Os action paintig tem o ritual do gesto, e a expressividade da obra muitas vezes naõ ultrapassa essa expressividade externa que seria o estimulo. 

Quando isto acontece é que a obra naõ se formula e o resultado naõ passa de uma manifestaçaõ artistica. O resultado naõ deixa lugar áque a expressividade do gesto o substitua. Na arte neo-concreta, há outra especie de revalorizaçaõ do gesto expressivo. O gesto naõ é o gesto do artista quando cria, mas sim é o proprio diálogo da obra com o espectador. O que este gesto acrescenta é de grande importância pois ele faz com que o homem comum se aperceba imediatamente da vivência interior. A obra cria um exercício para desenvolver esse sentido expressivo dentro dele. Seria uma espécie de oraçaõ somada a participaçaõ integral dele um um amor ritualistico.

O espectador já naõ se projeta e se identificando com a expressividade de uma obra. Ele vive a obra e vivendo a natureza dela ele vive ele proprio. Exêriência primeira. Somos novos primitivos de uma nova era e recomeçãmos a viver o ritual, o gesto expressivo dentro de um conceito.

Poloc teve uma atitude válida tirando a superficie da posiçaõ tradicional estendendo-a no chaõ e o seu corpo participava do espaço total da superficie pintada por ele. Poloc vive o espaço com o próprio corpo e é atravez deste corpo a corpo é que ele se expressa. Exatamente o oposto de um Poloc é Mathieu que, alem de conservar a supéficie na sua posiçaõ tradicional ainda usa o espaço externo como ligaçaõ entre ele e aquilo que ele quer expressar, sendo portanto um ritual externo – só tem funçaõ na medida em que é necessário para alcançar um pedaço desta superfície. Se a superfície é pequena o artista pode dominá-la como uma totalidade, o informal se sustenta, ao contrario de uma grande superfície o artista participa dela com todo o seu corpo. Pela sua propria posiçaõ o artista se sente livre e tem consciência de todos os seus lados que já naõ existem, uma totalidade viva sem dimensaõ.

Burri foge aparentemente do conceito tradicional em relaaõ a superfície mas naõ encontra equivalencia de um novo conceito. Ele trabalha a superfície como um objeto. O conceito naõ passa de uma expressaõ imediata.

> _MATERIAL DE ORIGEM_:
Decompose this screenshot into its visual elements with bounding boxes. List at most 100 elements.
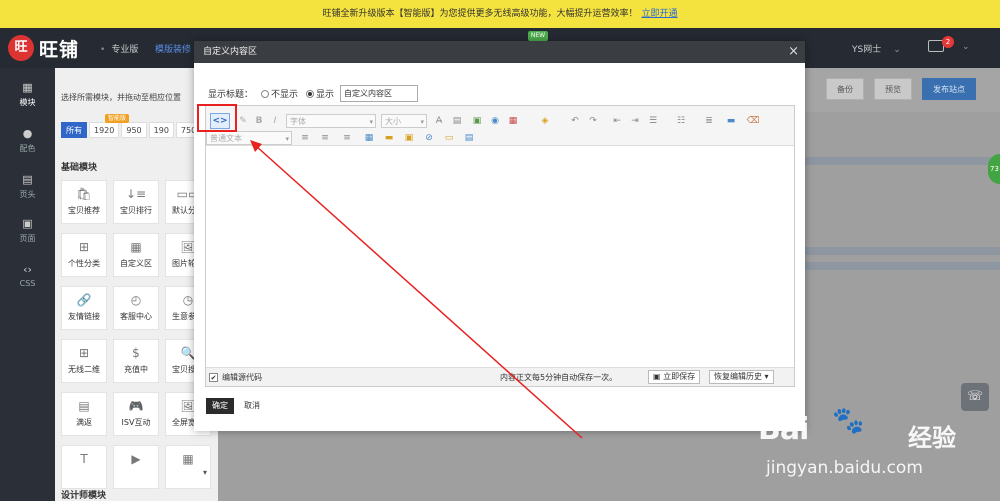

> _O QUE SE PEDE_:
- A) Quais artistas são citados pelo nome no texto sobre o gesto expressivo?
- B) Copie, do texto sobre o gesto expressivo, o trecho que começa em "Poloc teve uma" e termina em "viva sem dimensaõ.".
O material é independente do texto.

> _RESPOSTAS_:
- A) Poloc, Mathieu e Burri.

- B)
Poloc teve uma atitude válida tirando a superficie da posiçaõ tradicional estendendo-a no chaõ e o seu corpo participava do espaço total da superficie pintada por ele. Poloc vive o espaço com o próprio corpo e é atravez deste corpo a corpo é que ele se expressa. Exatamente o oposto de um Poloc é Mathieu que, alem de conservar a supéficie na sua posiçaõ tradicional ainda usa o espaço externo como ligaçaõ entre ele e aquilo que ele quer expressar, sendo portanto um ritual externo – só tem funçaõ na medida em que é necessário para alcançar um pedaço desta superfície. Se a superfície é pequena o artista pode dominá-la como uma totalidade, o informal se sustenta, ao contrario de uma grande superfície o artista participa dela com todo o seu corpo. Pela sua propria posiçaõ o artista se sente livre e tem consciência de todos os seus lados que já naõ existem, uma totalidade viva sem dimensaõ.